REQUIRED ACTIONS:
• 1. Answer these questions from the article on arc flash safety in health care:
(a) What temperature can the incident energy from an arc flash release?
(b) Which two variables does the article call among the most controllable in avoiding electrical disasters?
(c) At what working distances is the expected incident energy on arc flash labels given?
• 2. From the article on arc flash safety in health care, extract the text from "Before diving into" up to and including "in distribution equipment.".

--- PASSAGE TO READ ---

In an industry where regulatory compliance is critical and in which the ultimate goal is the delivery of optimal patient care, electricity plays a critical role in providing always-on operation to help facilitate this care. In this environment, which already operates in a life-or-death mindset, arc flash prevention is imperative, and worker and personnel safety are of paramount importance.

The need to ensure arc flash safety has a significant impact on health care facilities, whether it's hospitals or any other environment where patient care is prioritized. Yet many health care providers struggle with how to best address this issue. In an era of constantly evolving codes and standards, doing so has never been more urgent.

In this article, I'll offer best practices for health care providers to make their facilities safer by protecting against arc flash hazards. Additionally, I’ll discuss new technologies that have emerged to help prevent against arc flash hazards and should be considered for any health care provider looking to enhance its arc flash prevention efforts.

Refresher: Why Arc Flash Safety Matters for Health Care

Before diving into some available solutions for preventing arc flash safety in health care, it's important to review just how and why arc flashes can occur in these or any environments.

An arc flash is the explosive energy released when an electrical fault—a short circuit, for instance—causes an arc. This is measured in terms of arc flash incident energy and typically happens when an electric current passes through air as the result of a conductor failure, equipment failure, or the accidental connection between voltage sources such as dropping a tool across buses in distribution equipment.

The explosive energy resulting from an arc flash can be deadly or cause severe injury. The incident energy generated from an arc flash can release temperatures in excess of 36,000 degrees Fahrenheit, which is four times hotter than the sun. Any metals vaporized by the explosion (e.g., copper, aluminum) would also be fatal if inhaled.

The danger of arc flash events is particularly common in power-intensive environments and industries—particularly ones operating with 125 kVA or larger transformers—and health care certainly qualifies. Many health care facilities, especially large hospital campuses, have adopted their own grid systems or microgrids, creating a greater need for arc flash prevention, particularly for personnel tasked with working in these grid environments.

The dangers of arc flash events in health care are amplified, however, by the possibility for downtime resulting from arc flashes. As we've established, health care facilities require always-on power to maximize patient care, and this is literally a life-and-death imperative. Downtime in the health care environment is simply not acceptable.

Best Practices for Arc Flash Safety in Health Care Environments

While arc flash events pose serious risk to health care personnel, these incidents are preventable, and risk can be minimized.

One of the best ways to avoid electrical disasters is to increase the time and distance from arc to the worker, as these are two of the most controllable variables. Reducing the time that an event persists by tripping a breaker or blowing a fuse significantly reduces the arc flash incident energy. Additionally, leveraging remote operation, closed doors, or protective barriers protects workers in case an event occurs by increasing the distance between the arc and the worker.

Another way health care facilities can improve arc flash safety is through better labeling. Arc flash labels indicate two key pieces of information: the expected incident energy (measured in calories per cm2)—at a working distance of 18 inches or 24 inches—which drives the proper personnel protective equipment (PPE) required for protection; and the distance a worker without PPE must work to avoid a non-curable burn (typically measured in feet). By using correct labeling on critical equipment, facilities can get ahead of potential safety issues to ensure personnel are protected.

--- EXTRACTED MATERIAL ---

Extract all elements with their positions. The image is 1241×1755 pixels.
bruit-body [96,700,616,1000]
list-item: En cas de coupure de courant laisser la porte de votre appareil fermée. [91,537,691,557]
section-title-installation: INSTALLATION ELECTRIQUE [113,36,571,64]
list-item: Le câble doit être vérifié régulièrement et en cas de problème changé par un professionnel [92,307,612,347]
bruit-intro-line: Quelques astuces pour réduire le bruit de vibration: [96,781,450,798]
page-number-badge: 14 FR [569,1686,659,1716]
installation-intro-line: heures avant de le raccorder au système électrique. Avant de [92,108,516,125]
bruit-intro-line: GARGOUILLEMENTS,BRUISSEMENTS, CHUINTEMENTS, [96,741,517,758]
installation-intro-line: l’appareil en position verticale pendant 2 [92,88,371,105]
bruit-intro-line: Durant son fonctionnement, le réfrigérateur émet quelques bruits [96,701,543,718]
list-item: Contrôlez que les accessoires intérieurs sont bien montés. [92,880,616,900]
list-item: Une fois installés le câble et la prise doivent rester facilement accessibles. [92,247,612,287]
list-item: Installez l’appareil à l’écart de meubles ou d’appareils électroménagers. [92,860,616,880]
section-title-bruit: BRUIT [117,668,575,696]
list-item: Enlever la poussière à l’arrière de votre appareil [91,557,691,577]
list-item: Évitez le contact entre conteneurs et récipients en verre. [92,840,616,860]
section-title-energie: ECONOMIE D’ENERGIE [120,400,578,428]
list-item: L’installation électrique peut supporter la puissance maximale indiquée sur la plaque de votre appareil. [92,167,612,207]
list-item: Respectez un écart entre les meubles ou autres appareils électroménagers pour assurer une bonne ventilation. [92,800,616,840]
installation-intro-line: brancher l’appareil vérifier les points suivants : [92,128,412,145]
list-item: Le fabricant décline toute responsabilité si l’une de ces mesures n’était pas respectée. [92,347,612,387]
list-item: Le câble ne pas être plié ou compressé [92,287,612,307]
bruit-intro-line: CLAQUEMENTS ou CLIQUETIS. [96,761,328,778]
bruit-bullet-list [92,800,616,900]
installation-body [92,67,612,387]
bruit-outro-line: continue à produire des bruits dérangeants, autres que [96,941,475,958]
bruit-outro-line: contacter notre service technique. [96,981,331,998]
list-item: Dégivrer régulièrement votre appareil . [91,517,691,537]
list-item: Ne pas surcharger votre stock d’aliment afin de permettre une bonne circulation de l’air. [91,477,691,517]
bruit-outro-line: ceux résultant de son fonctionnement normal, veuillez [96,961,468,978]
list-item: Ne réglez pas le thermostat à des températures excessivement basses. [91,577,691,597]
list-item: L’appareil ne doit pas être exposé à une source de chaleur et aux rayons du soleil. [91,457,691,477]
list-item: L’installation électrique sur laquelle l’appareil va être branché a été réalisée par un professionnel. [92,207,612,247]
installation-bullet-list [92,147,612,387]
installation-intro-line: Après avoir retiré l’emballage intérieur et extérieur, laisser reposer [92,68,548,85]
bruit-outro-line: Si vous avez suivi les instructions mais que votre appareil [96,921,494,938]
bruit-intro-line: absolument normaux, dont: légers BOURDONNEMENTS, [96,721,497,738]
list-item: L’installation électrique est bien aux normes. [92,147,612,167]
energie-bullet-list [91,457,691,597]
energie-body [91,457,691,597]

---

SOLUTIONS PER TASK:
• 1.
(a) Temperatures in excess of 36,000 degrees Fahrenheit, which is four times hotter than the sun.
(b) The time and distance from arc to the worker.
(c) 18 inches or 24 inches.

• 2.
Before diving into some available solutions for preventing arc flash safety in health care, it's important to review just how and why arc flashes can occur in these or any environments.

An arc flash is the explosive energy released when an electrical fault—a short circuit, for instance—causes an arc. This is measured in terms of arc flash incident energy and typically happens when an electric current passes through air as the result of a conductor failure, equipment failure, or the accidental connection between voltage sources such as dropping a tool across buses in distribution equipment.